INPUT RECORDS:
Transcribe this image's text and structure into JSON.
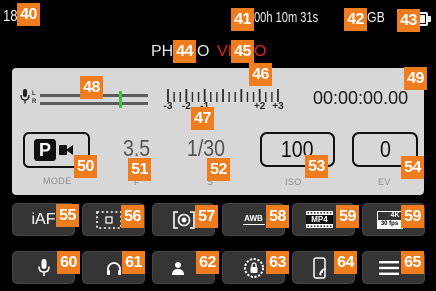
{
  "colors": {
    "background": "#000000",
    "annotation": "#f07d1d",
    "video_mode": "#e3241b",
    "audio_peak": "#3cc43c",
    "panel": "#d7d7d7"
  },
  "status_bar": {
    "left_value": "18",
    "recording_time": "00h 10m 31s",
    "storage_unit": "GB",
    "battery_icon": "battery-icon",
    "battery_level": 1
  },
  "mode_switch": {
    "photo": {
      "prefix": "PH",
      "suffix": "O"
    },
    "video": {
      "prefix": "VI",
      "suffix": "O",
      "selected": true
    }
  },
  "info_panel": {
    "audio": {
      "icon": "microphone-icon",
      "left_channel": "L",
      "right_channel": "R",
      "peak_level": 0.74
    },
    "exposure_scale": {
      "min": -3,
      "max": 3,
      "ticks_per_stop": 3,
      "labels": [
        {
          "value": -3,
          "text": "-3"
        },
        {
          "value": -2,
          "text": "-2"
        },
        {
          "value": -1,
          "text": "-1"
        },
        {
          "value": 2,
          "text": "+2"
        },
        {
          "value": 3,
          "text": "+3"
        }
      ]
    },
    "timecode": "00:00:00.00",
    "mode": {
      "value": "P",
      "icon": "video-camera-icon",
      "label": "MODE"
    },
    "aperture": {
      "value": "3.5",
      "label": "F"
    },
    "shutter": {
      "value": "1/30",
      "label": "S"
    },
    "iso": {
      "value": "100",
      "label": "ISO"
    },
    "exposure_compensation": {
      "value": "0",
      "label": "EV"
    }
  },
  "quick_buttons": {
    "row1": [
      {
        "text": "iAF"
      },
      {
        "icon": "focus-area-icon"
      },
      {
        "icon": "metering-icon"
      },
      {
        "text": "AWB",
        "icon": "white-balance-icon"
      },
      {
        "text": "MP4",
        "icon": "file-format-icon"
      },
      {
        "text": "4K",
        "subtext": "30 fps",
        "icon": "video-resolution-icon"
      }
    ],
    "row2": [
      {
        "icon": "microphone-icon"
      },
      {
        "icon": "headphones-icon"
      },
      {
        "icon": "user-profile-icon"
      },
      {
        "icon": "settings-lock-icon"
      },
      {
        "icon": "smartphone-wifi-icon"
      },
      {
        "icon": "menu-icon"
      }
    ]
  },
  "annotations": [
    "40",
    "41",
    "42",
    "43",
    "44",
    "45",
    "46",
    "47",
    "48",
    "49",
    "50",
    "51",
    "52",
    "53",
    "54",
    "55",
    "56",
    "57",
    "58",
    "59",
    "59",
    "60",
    "61",
    "62",
    "63",
    "64",
    "65"
  ]
}
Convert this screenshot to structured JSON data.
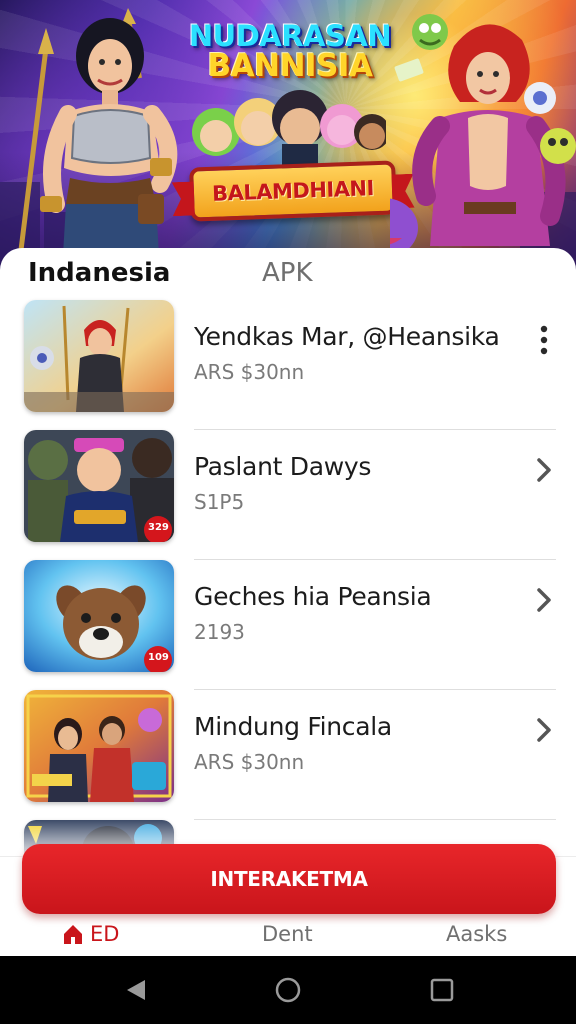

EXERCISE AIM: Look for "this" and pull out every line that has it.

FINISHED EXERCISE:
Transcribe this image's text and structure into JSON.
Convert this screenshot to structured JSON data.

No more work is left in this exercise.